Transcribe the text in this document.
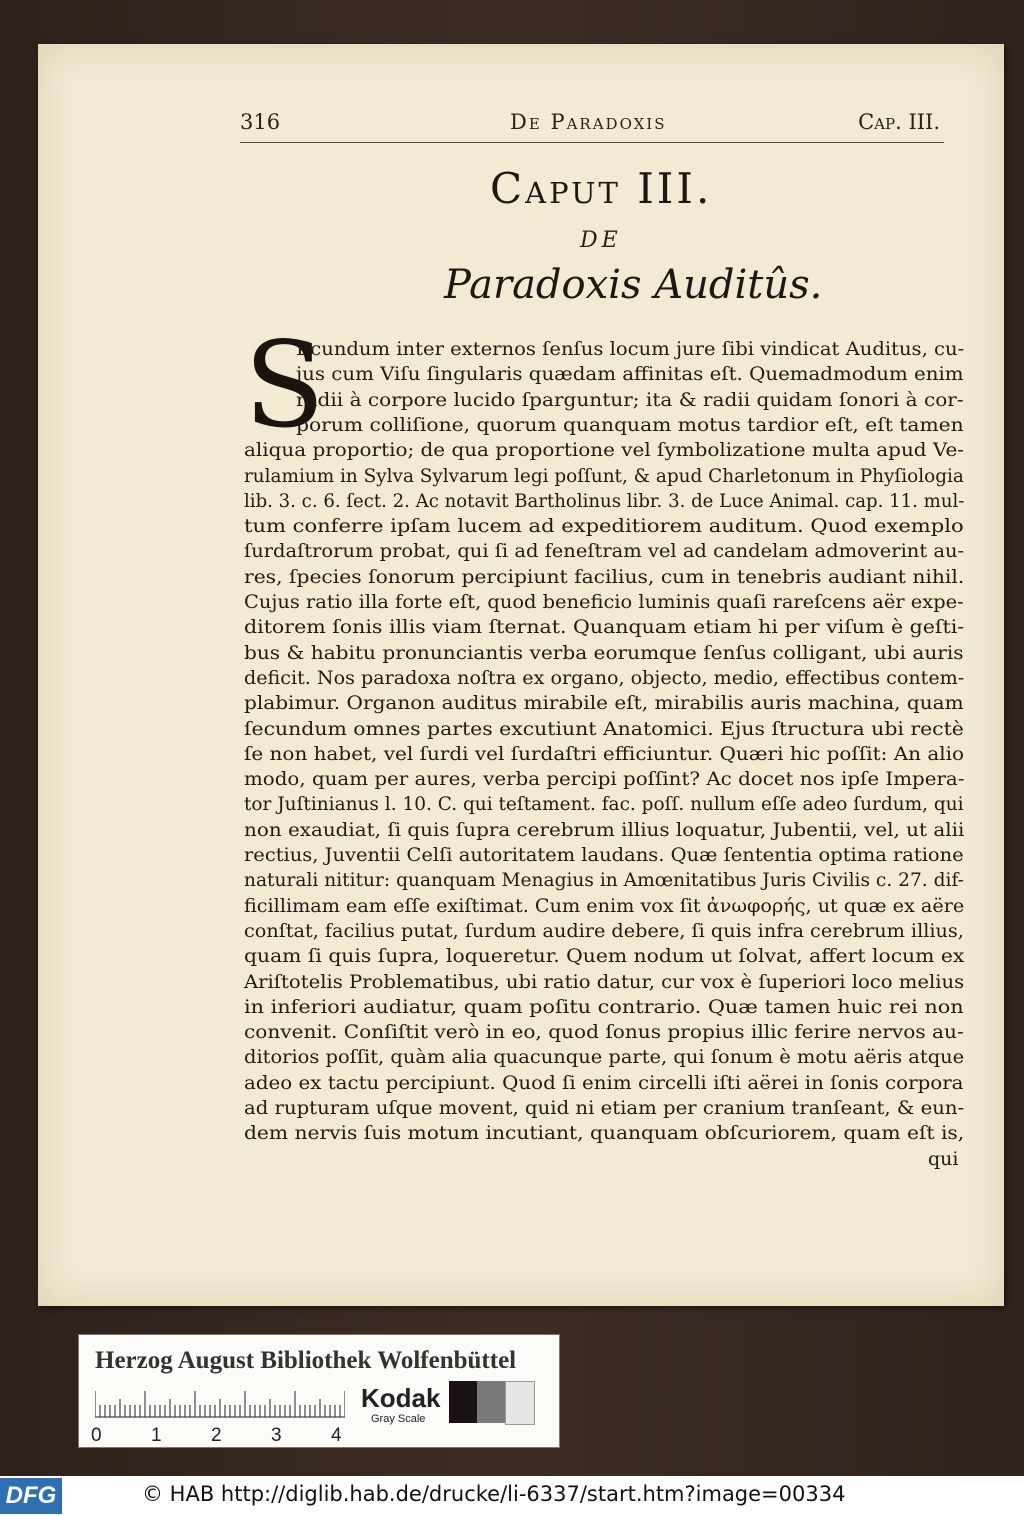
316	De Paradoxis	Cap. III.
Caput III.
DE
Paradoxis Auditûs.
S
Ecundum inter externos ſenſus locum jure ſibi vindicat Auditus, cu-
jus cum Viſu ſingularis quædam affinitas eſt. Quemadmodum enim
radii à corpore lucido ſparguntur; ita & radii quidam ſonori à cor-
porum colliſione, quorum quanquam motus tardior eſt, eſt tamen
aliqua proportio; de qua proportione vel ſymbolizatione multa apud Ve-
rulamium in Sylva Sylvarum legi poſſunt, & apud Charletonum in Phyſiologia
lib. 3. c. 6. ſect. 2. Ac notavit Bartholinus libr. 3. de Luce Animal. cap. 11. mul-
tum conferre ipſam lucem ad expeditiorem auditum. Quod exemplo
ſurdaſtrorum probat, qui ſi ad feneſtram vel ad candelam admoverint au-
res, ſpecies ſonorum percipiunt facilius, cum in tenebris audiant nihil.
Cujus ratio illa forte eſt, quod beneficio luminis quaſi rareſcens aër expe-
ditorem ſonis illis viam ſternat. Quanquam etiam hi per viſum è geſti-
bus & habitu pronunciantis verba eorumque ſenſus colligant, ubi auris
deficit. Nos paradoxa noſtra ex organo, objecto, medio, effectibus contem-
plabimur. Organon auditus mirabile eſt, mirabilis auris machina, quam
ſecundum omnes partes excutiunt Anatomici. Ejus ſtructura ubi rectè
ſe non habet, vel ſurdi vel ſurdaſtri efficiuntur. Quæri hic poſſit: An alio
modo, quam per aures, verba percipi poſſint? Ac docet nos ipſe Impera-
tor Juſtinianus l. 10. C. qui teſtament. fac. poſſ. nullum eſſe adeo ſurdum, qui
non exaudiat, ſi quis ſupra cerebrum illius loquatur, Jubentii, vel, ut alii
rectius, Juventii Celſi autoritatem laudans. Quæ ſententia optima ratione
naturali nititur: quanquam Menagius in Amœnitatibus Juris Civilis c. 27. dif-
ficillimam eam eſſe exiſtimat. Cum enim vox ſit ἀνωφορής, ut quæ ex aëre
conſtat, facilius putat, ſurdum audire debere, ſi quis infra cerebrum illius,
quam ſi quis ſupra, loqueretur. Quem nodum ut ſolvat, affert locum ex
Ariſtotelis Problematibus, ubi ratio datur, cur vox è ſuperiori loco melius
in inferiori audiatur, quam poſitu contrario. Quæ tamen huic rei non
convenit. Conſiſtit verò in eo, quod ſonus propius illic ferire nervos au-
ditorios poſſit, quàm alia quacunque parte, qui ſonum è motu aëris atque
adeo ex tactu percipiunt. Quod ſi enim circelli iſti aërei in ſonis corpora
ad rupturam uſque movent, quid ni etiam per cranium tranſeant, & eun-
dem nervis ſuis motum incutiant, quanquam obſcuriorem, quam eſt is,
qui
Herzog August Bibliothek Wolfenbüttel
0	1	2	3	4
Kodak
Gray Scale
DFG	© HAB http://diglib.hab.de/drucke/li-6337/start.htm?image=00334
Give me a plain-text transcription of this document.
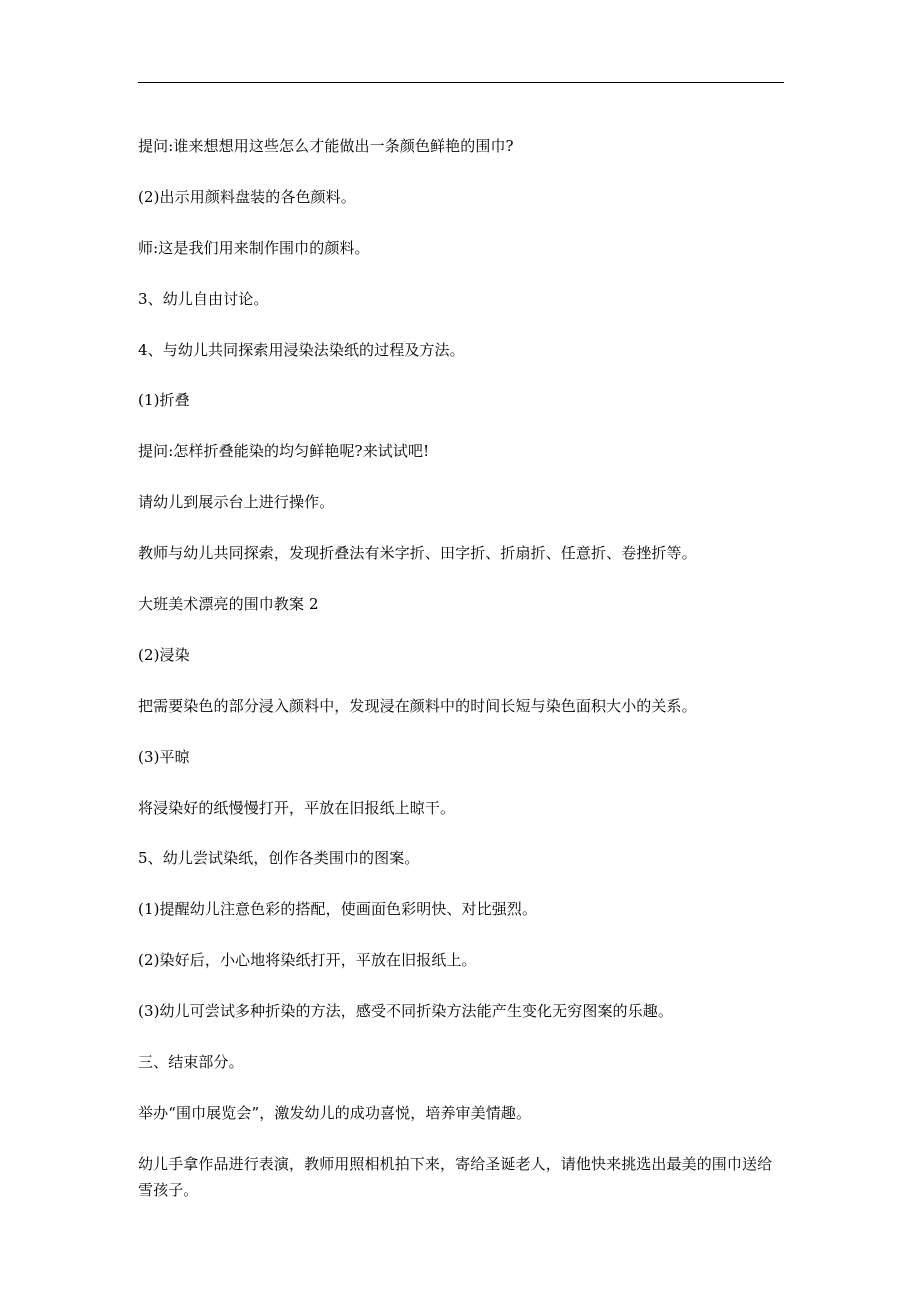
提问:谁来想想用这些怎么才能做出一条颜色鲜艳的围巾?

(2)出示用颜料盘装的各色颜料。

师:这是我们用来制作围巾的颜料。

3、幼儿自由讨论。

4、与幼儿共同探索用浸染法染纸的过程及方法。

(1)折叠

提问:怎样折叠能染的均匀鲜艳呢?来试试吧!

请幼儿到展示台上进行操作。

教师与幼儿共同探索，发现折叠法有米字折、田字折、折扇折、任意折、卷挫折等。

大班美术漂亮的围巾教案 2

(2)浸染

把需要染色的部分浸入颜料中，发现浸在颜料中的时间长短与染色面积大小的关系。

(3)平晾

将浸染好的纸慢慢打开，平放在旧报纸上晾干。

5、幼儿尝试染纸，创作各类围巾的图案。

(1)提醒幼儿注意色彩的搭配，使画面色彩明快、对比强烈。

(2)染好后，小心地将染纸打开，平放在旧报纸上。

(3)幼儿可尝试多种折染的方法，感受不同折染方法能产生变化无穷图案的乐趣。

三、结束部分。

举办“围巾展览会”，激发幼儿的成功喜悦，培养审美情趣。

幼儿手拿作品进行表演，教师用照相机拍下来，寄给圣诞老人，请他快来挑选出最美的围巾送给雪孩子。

---

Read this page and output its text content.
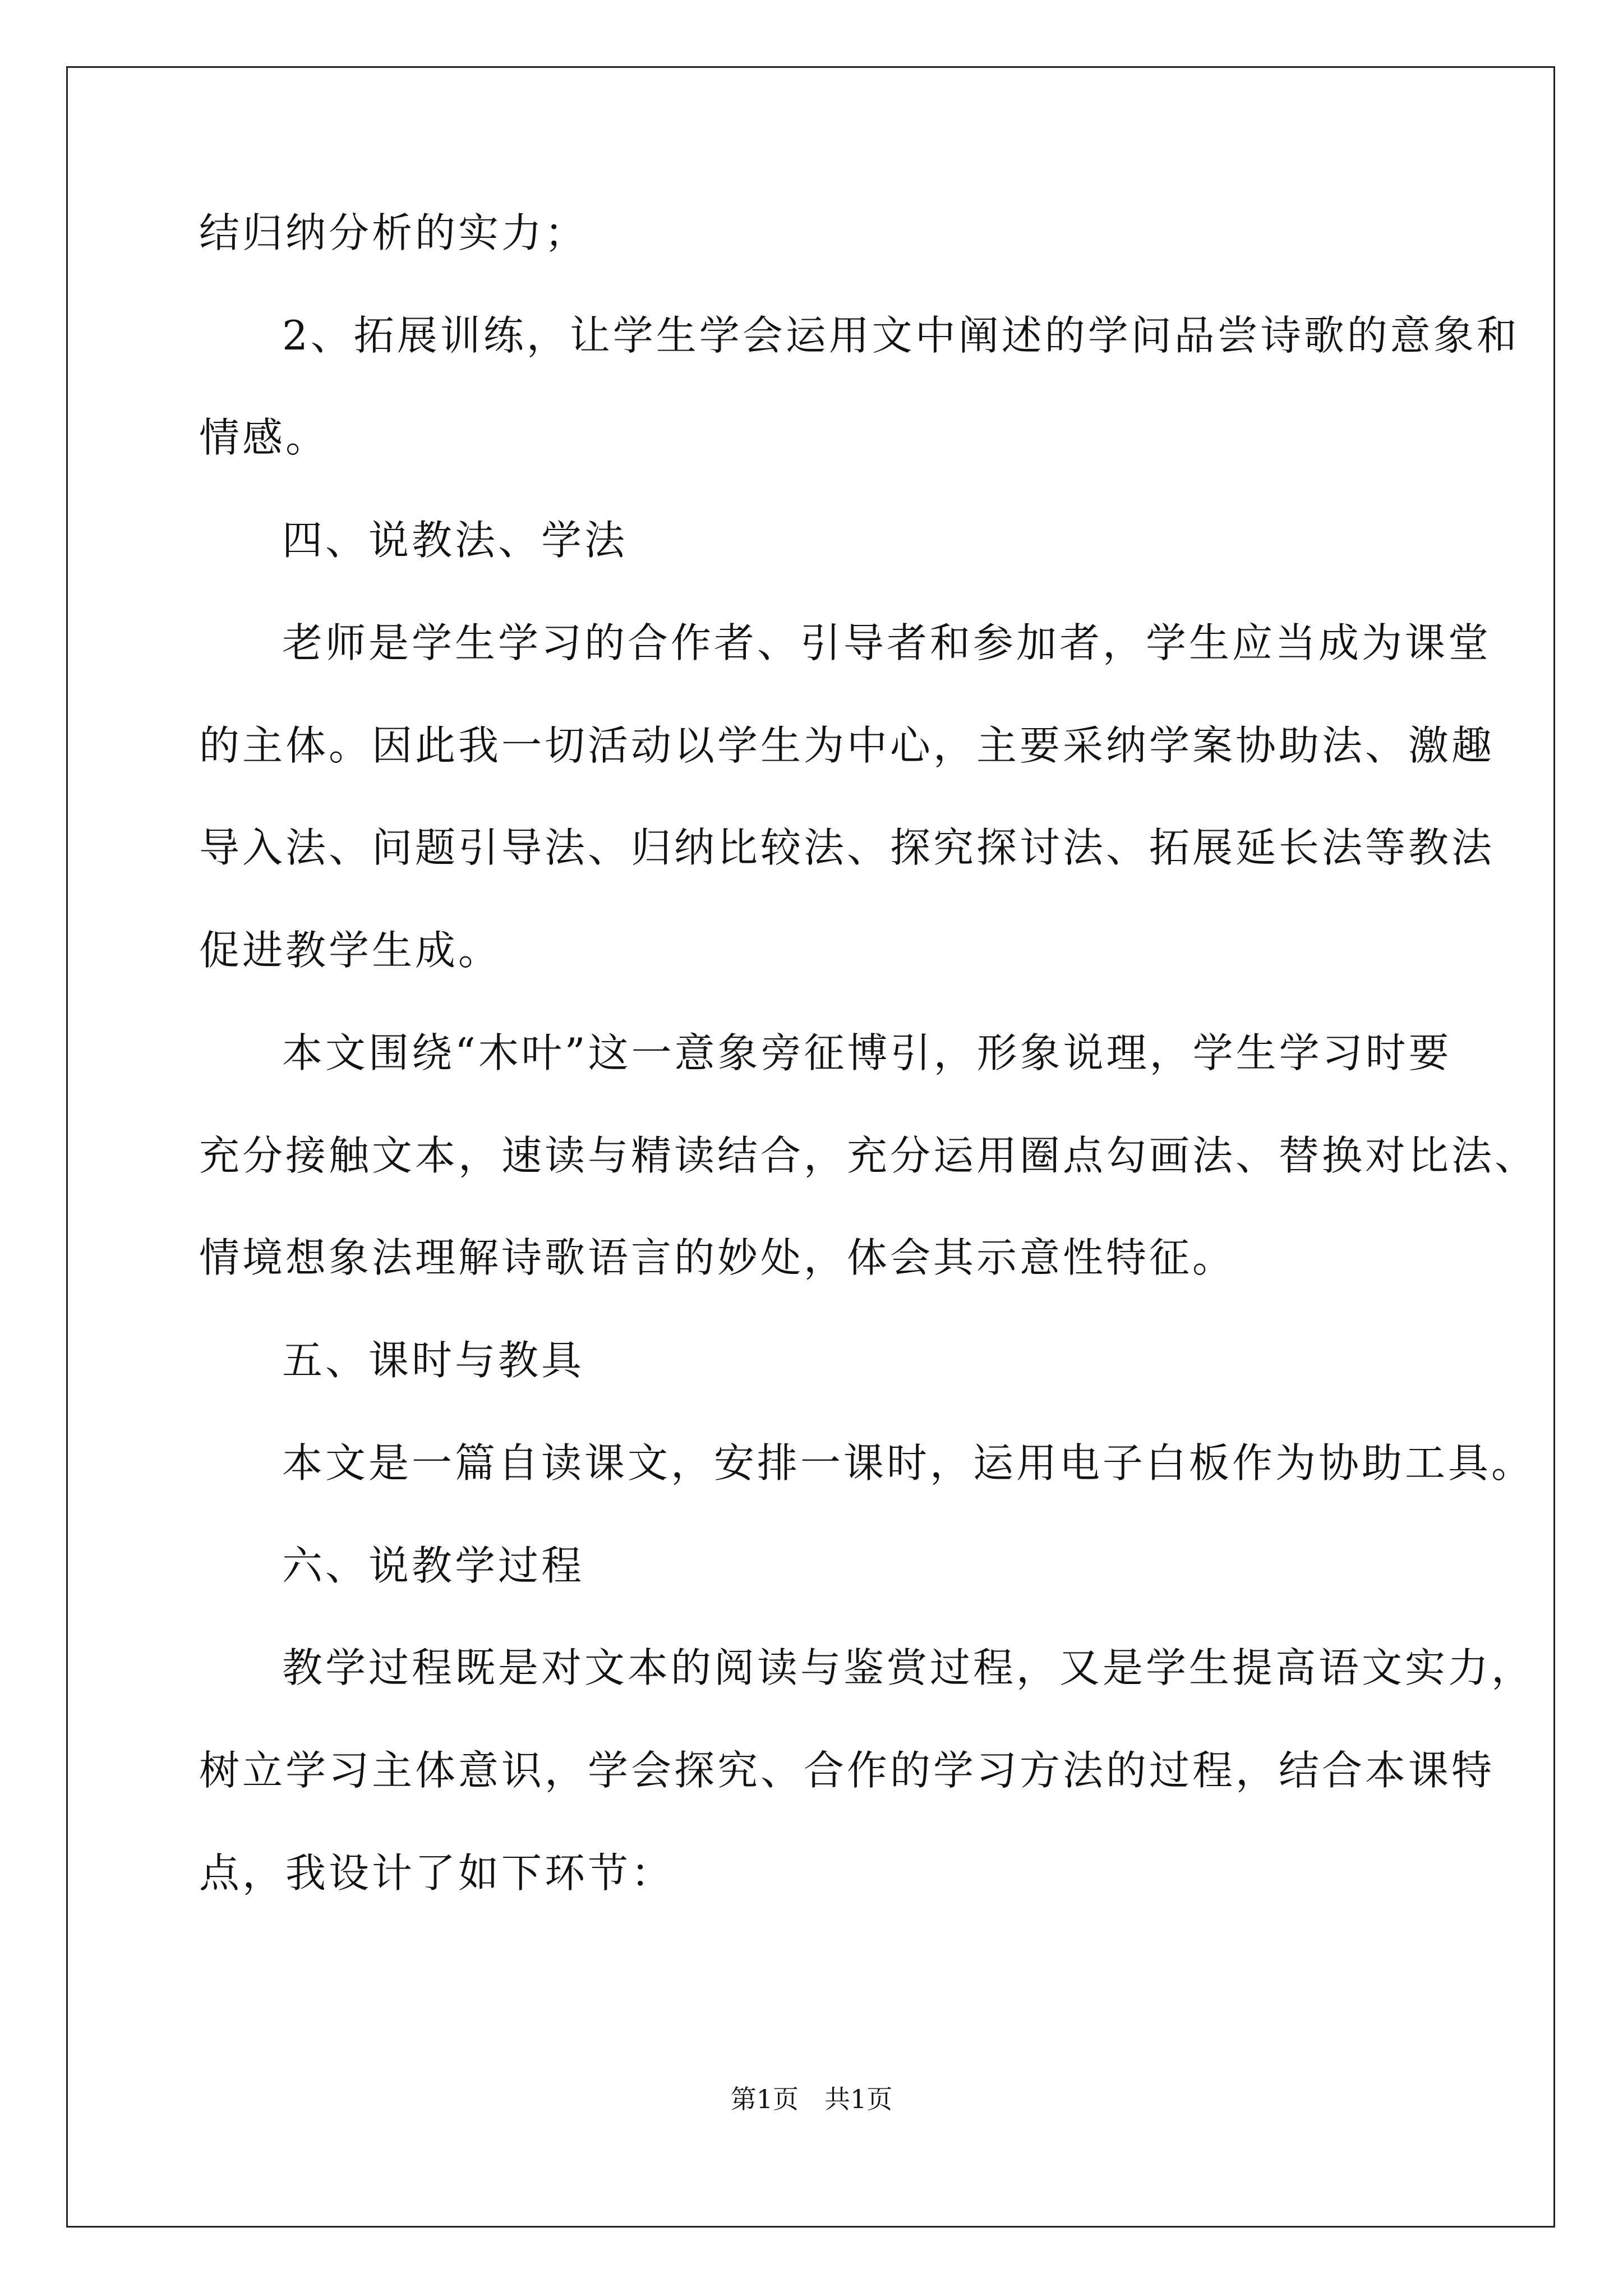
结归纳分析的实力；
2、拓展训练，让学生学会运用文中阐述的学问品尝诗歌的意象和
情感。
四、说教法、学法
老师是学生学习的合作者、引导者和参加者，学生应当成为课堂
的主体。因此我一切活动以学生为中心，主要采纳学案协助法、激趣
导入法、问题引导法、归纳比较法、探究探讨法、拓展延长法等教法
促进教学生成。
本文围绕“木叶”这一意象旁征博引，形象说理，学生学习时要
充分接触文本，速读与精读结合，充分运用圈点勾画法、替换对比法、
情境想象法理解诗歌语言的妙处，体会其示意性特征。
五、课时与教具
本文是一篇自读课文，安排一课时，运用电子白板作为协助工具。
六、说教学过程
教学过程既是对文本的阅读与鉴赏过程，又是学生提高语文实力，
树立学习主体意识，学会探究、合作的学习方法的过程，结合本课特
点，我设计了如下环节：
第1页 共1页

(Problem to solve) Pick out each line above that includes "adeo" and show it.

(Response below)
tor Juſtinianus l. 10. C. qui teſtament. fac. poſſ. nullum eſſe adeo ſurdum, qui
adeo ex tactu percipiunt. Quod ſi enim circelli iſti aërei in ſonis corpora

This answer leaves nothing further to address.